What to produce
Copy each line containing the word "出其不意" from the records that follow, please.

[Provided entries start]

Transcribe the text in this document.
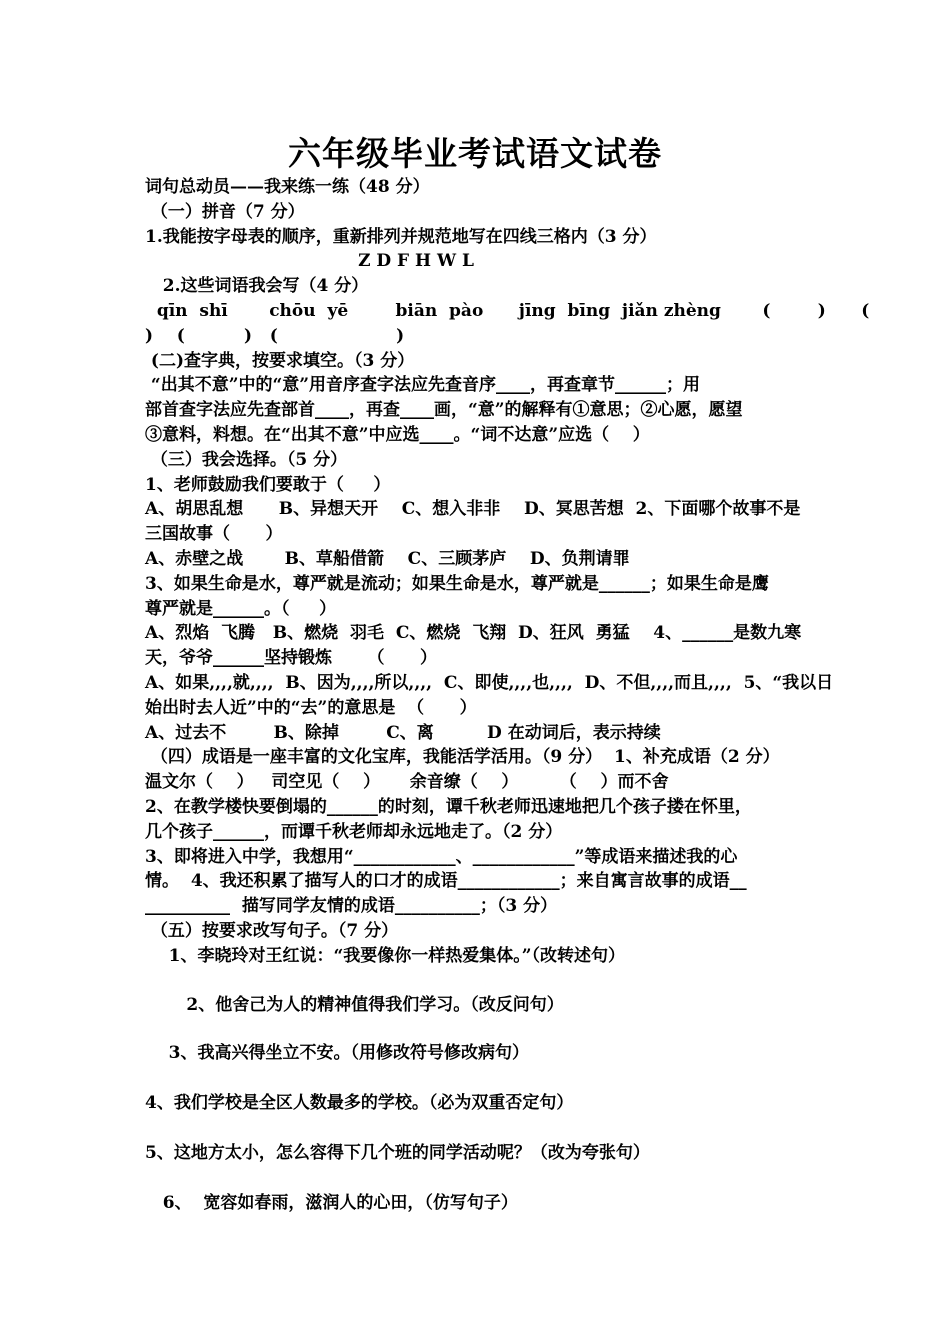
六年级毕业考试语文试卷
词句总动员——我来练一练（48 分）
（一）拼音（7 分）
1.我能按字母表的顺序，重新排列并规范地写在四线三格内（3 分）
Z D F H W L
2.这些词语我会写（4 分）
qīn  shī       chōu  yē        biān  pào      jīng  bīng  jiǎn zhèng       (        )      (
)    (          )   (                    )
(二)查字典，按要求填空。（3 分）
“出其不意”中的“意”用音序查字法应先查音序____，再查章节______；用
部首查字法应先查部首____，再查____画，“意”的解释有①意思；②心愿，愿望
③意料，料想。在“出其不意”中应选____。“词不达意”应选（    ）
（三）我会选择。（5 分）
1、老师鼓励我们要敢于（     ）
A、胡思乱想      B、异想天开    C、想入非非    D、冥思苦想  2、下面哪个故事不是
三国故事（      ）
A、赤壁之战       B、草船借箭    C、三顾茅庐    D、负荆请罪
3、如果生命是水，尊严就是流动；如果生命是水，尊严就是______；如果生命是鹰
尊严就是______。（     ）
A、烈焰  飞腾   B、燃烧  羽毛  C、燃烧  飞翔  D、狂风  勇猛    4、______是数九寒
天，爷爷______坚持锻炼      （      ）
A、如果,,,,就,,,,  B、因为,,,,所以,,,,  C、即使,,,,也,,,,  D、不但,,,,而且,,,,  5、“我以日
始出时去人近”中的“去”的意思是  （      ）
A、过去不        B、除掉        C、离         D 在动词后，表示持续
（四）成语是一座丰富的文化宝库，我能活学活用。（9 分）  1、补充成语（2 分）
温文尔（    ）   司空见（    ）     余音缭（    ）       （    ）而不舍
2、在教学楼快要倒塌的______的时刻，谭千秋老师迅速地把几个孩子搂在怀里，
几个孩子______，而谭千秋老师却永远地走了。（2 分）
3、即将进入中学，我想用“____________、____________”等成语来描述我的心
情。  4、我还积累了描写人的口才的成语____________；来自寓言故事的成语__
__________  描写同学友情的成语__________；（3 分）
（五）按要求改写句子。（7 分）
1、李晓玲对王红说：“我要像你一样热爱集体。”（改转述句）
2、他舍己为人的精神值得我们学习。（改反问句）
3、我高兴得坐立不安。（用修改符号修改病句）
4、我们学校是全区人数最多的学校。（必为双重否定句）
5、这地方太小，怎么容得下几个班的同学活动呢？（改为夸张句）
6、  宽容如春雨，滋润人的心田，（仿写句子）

[Provided entries end]

Reply to the exercise
“出其不意”中的“意”用音序查字法应先查音序____，再查章节______；用
③意料，料想。在“出其不意”中应选____。“词不达意”应选（    ）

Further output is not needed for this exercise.